#### DATA RECORDS
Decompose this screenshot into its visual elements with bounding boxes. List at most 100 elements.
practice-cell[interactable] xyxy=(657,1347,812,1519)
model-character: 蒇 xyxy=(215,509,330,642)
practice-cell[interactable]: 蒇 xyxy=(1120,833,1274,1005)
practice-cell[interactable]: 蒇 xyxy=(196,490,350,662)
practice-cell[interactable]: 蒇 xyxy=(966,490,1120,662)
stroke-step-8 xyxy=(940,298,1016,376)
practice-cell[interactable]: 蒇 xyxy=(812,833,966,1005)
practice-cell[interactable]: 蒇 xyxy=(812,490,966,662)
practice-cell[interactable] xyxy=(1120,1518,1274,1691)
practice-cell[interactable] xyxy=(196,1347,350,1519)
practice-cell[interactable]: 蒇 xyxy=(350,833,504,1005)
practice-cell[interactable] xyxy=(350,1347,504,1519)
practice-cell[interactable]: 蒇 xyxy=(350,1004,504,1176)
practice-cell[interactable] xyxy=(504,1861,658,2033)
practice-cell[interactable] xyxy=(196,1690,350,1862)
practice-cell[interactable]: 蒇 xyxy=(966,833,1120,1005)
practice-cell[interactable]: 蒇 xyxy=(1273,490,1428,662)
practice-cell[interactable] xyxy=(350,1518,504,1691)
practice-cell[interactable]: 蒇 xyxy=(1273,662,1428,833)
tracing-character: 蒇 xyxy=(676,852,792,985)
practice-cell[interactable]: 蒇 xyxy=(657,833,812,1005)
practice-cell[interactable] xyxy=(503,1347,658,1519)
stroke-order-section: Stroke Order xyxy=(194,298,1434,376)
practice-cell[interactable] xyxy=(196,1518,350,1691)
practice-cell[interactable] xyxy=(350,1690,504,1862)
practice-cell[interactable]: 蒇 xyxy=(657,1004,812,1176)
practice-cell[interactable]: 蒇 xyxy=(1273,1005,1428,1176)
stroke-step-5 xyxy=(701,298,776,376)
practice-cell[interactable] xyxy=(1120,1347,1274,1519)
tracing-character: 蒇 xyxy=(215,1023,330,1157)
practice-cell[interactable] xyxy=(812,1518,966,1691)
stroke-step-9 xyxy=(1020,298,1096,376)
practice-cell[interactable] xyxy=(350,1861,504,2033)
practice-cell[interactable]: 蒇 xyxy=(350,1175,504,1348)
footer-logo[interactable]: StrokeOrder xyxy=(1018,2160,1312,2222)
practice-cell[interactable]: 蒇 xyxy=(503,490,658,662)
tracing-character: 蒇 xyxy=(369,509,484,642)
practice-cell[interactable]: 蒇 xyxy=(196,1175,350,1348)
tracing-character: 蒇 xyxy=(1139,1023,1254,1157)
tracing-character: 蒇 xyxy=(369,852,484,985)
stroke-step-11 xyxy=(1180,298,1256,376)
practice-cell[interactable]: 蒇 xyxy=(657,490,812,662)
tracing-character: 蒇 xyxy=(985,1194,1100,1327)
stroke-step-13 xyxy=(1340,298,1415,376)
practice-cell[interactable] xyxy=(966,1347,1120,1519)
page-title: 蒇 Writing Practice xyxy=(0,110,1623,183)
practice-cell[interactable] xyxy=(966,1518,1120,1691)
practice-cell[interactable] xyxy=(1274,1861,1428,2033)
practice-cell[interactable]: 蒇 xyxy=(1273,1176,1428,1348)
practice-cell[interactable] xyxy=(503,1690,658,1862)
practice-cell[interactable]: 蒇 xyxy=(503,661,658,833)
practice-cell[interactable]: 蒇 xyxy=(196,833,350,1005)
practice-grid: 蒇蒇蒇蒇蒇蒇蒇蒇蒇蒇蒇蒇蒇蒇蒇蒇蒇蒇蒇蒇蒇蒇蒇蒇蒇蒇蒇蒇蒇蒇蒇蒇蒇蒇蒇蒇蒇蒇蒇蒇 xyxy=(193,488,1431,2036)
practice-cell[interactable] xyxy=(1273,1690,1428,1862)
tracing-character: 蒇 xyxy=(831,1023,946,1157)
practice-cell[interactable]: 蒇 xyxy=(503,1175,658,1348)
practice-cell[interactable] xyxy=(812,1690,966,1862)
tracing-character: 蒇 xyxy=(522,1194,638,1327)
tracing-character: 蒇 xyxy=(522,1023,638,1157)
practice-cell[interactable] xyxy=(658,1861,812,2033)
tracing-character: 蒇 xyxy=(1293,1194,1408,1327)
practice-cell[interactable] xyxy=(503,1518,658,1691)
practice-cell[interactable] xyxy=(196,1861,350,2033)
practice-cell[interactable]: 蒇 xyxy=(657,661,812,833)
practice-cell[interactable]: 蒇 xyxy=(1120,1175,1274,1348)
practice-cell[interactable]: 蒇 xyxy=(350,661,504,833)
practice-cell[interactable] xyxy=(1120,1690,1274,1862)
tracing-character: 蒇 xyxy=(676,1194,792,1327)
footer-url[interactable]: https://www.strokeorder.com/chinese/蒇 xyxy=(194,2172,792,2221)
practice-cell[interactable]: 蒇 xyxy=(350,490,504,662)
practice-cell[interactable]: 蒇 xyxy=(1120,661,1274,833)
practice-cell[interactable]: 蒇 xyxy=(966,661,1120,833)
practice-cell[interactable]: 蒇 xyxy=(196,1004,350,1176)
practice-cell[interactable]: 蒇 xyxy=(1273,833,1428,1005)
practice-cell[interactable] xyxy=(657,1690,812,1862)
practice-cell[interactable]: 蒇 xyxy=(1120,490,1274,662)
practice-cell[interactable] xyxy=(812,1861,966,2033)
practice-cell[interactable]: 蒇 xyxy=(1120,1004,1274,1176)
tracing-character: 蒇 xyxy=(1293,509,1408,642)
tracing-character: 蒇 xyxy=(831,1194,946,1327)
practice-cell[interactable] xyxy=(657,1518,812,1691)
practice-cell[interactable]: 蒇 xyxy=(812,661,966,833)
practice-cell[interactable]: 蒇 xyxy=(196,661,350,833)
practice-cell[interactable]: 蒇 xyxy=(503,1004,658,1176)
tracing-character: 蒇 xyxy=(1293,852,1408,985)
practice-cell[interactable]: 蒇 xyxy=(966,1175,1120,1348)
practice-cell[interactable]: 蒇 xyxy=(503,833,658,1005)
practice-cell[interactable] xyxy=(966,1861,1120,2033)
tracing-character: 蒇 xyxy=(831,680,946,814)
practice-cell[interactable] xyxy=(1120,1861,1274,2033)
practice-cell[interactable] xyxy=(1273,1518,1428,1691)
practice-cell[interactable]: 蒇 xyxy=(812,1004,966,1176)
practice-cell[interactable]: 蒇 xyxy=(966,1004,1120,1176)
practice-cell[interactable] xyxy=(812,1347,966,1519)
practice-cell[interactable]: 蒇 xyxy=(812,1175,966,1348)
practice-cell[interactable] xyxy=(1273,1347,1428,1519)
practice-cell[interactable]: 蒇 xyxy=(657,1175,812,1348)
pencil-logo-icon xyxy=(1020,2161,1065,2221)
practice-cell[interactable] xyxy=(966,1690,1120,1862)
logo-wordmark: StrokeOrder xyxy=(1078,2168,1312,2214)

#### WHAT THE TASK REQUIRES
Render every entry above as a numbered list, leaving out any blank lines.

#### EXERCISE OUTPUT
1. Decompose this screenshot into its visual elements with bounding boxes. List at most 100 elements.
2. practice-cell[interactable] xyxy=(657,1347,812,1519)
3. model-character: 蒇 xyxy=(215,509,330,642)
4. practice-cell[interactable]: 蒇 xyxy=(1120,833,1274,1005)
5. practice-cell[interactable]: 蒇 xyxy=(196,490,350,662)
6. practice-cell[interactable]: 蒇 xyxy=(966,490,1120,662)
7. stroke-step-8 xyxy=(940,298,1016,376)
8. practice-cell[interactable]: 蒇 xyxy=(812,833,966,1005)
9. practice-cell[interactable]: 蒇 xyxy=(812,490,966,662)
10. practice-cell[interactable] xyxy=(1120,1518,1274,1691)
11. practice-cell[interactable] xyxy=(196,1347,350,1519)
12. practice-cell[interactable]: 蒇 xyxy=(350,833,504,1005)
13. practice-cell[interactable] xyxy=(350,1347,504,1519)
14. practice-cell[interactable]: 蒇 xyxy=(350,1004,504,1176)
15. practice-cell[interactable] xyxy=(504,1861,658,2033)
16. practice-cell[interactable] xyxy=(196,1690,350,1862)
17. practice-cell[interactable]: 蒇 xyxy=(966,833,1120,1005)
18. practice-cell[interactable]: 蒇 xyxy=(1273,490,1428,662)
19. practice-cell[interactable] xyxy=(350,1518,504,1691)
20. practice-cell[interactable]: 蒇 xyxy=(1273,662,1428,833)
21. tracing-character: 蒇 xyxy=(676,852,792,985)
22. practice-cell[interactable]: 蒇 xyxy=(657,833,812,1005)
23. practice-cell[interactable] xyxy=(503,1347,658,1519)
24. stroke-order-section: Stroke Order xyxy=(194,298,1434,376)
25. practice-cell[interactable] xyxy=(196,1518,350,1691)
26. practice-cell[interactable] xyxy=(350,1690,504,1862)
27. practice-cell[interactable]: 蒇 xyxy=(657,1004,812,1176)
28. practice-cell[interactable]: 蒇 xyxy=(1273,1005,1428,1176)
29. stroke-step-5 xyxy=(701,298,776,376)
30. practice-cell[interactable] xyxy=(1120,1347,1274,1519)
31. tracing-character: 蒇 xyxy=(215,1023,330,1157)
32. practice-cell[interactable] xyxy=(812,1518,966,1691)
33. stroke-step-9 xyxy=(1020,298,1096,376)
34. practice-cell[interactable] xyxy=(350,1861,504,2033)
35. practice-cell[interactable]: 蒇 xyxy=(350,1175,504,1348)
36. footer-logo[interactable]: StrokeOrder xyxy=(1018,2160,1312,2222)
37. practice-cell[interactable]: 蒇 xyxy=(503,490,658,662)
38. tracing-character: 蒇 xyxy=(369,509,484,642)
39. practice-cell[interactable]: 蒇 xyxy=(196,1175,350,1348)
40. tracing-character: 蒇 xyxy=(1139,1023,1254,1157)
41. tracing-character: 蒇 xyxy=(369,852,484,985)
42. stroke-step-11 xyxy=(1180,298,1256,376)
43. practice-cell[interactable]: 蒇 xyxy=(657,490,812,662)
44. tracing-character: 蒇 xyxy=(985,1194,1100,1327)
45. stroke-step-13 xyxy=(1340,298,1415,376)
46. practice-cell[interactable] xyxy=(966,1347,1120,1519)
47. page-title: 蒇 Writing Practice xyxy=(0,110,1623,183)
48. practice-cell[interactable] xyxy=(966,1518,1120,1691)
49. practice-cell[interactable] xyxy=(1274,1861,1428,2033)
50. practice-cell[interactable]: 蒇 xyxy=(1273,1176,1428,1348)
51. practice-cell[interactable] xyxy=(503,1690,658,1862)
52. practice-cell[interactable]: 蒇 xyxy=(503,661,658,833)
53. practice-cell[interactable]: 蒇 xyxy=(196,833,350,1005)
54. practice-grid: 蒇蒇蒇蒇蒇蒇蒇蒇蒇蒇蒇蒇蒇蒇蒇蒇蒇蒇蒇蒇蒇蒇蒇蒇蒇蒇蒇蒇蒇蒇蒇蒇蒇蒇蒇蒇蒇蒇蒇蒇 xyxy=(193,488,1431,2036)
55. practice-cell[interactable] xyxy=(1273,1690,1428,1862)
56. tracing-character: 蒇 xyxy=(831,1023,946,1157)
57. practice-cell[interactable]: 蒇 xyxy=(503,1175,658,1348)
58. practice-cell[interactable] xyxy=(812,1690,966,1862)
59. tracing-character: 蒇 xyxy=(522,1194,638,1327)
60. tracing-character: 蒇 xyxy=(522,1023,638,1157)
61. practice-cell[interactable] xyxy=(658,1861,812,2033)
62. tracing-character: 蒇 xyxy=(1293,1194,1408,1327)
63. practice-cell[interactable] xyxy=(503,1518,658,1691)
64. practice-cell[interactable] xyxy=(196,1861,350,2033)
65. practice-cell[interactable]: 蒇 xyxy=(657,661,812,833)
66. practice-cell[interactable]: 蒇 xyxy=(1120,1175,1274,1348)
67. practice-cell[interactable]: 蒇 xyxy=(350,661,504,833)
68. practice-cell[interactable] xyxy=(1120,1690,1274,1862)
69. tracing-character: 蒇 xyxy=(676,1194,792,1327)
70. footer-url[interactable]: https://www.strokeorder.com/chinese/蒇 xyxy=(194,2172,792,2221)
71. practice-cell[interactable]: 蒇 xyxy=(350,490,504,662)
72. practice-cell[interactable]: 蒇 xyxy=(1120,661,1274,833)
73. practice-cell[interactable]: 蒇 xyxy=(966,661,1120,833)
74. practice-cell[interactable]: 蒇 xyxy=(196,1004,350,1176)
75. practice-cell[interactable]: 蒇 xyxy=(1273,833,1428,1005)
76. practice-cell[interactable] xyxy=(657,1690,812,1862)
77. practice-cell[interactable]: 蒇 xyxy=(1120,490,1274,662)
78. practice-cell[interactable] xyxy=(812,1861,966,2033)
79. practice-cell[interactable]: 蒇 xyxy=(1120,1004,1274,1176)
80. tracing-character: 蒇 xyxy=(1293,509,1408,642)
81. tracing-character: 蒇 xyxy=(831,1194,946,1327)
82. practice-cell[interactable] xyxy=(657,1518,812,1691)
83. practice-cell[interactable]: 蒇 xyxy=(812,661,966,833)
84. practice-cell[interactable]: 蒇 xyxy=(196,661,350,833)
85. practice-cell[interactable]: 蒇 xyxy=(503,1004,658,1176)
86. tracing-character: 蒇 xyxy=(1293,852,1408,985)
87. practice-cell[interactable]: 蒇 xyxy=(966,1175,1120,1348)
88. practice-cell[interactable]: 蒇 xyxy=(503,833,658,1005)
89. practice-cell[interactable] xyxy=(966,1861,1120,2033)
90. tracing-character: 蒇 xyxy=(831,680,946,814)
91. practice-cell[interactable] xyxy=(1120,1861,1274,2033)
92. practice-cell[interactable] xyxy=(1273,1518,1428,1691)
93. practice-cell[interactable]: 蒇 xyxy=(812,1004,966,1176)
94. practice-cell[interactable]: 蒇 xyxy=(966,1004,1120,1176)
95. practice-cell[interactable] xyxy=(812,1347,966,1519)
96. practice-cell[interactable]: 蒇 xyxy=(812,1175,966,1348)
97. practice-cell[interactable] xyxy=(1273,1347,1428,1519)
98. practice-cell[interactable]: 蒇 xyxy=(657,1175,812,1348)
99. pencil-logo-icon xyxy=(1020,2161,1065,2221)
100. practice-cell[interactable] xyxy=(966,1690,1120,1862)
101. logo-wordmark: StrokeOrder xyxy=(1078,2168,1312,2214)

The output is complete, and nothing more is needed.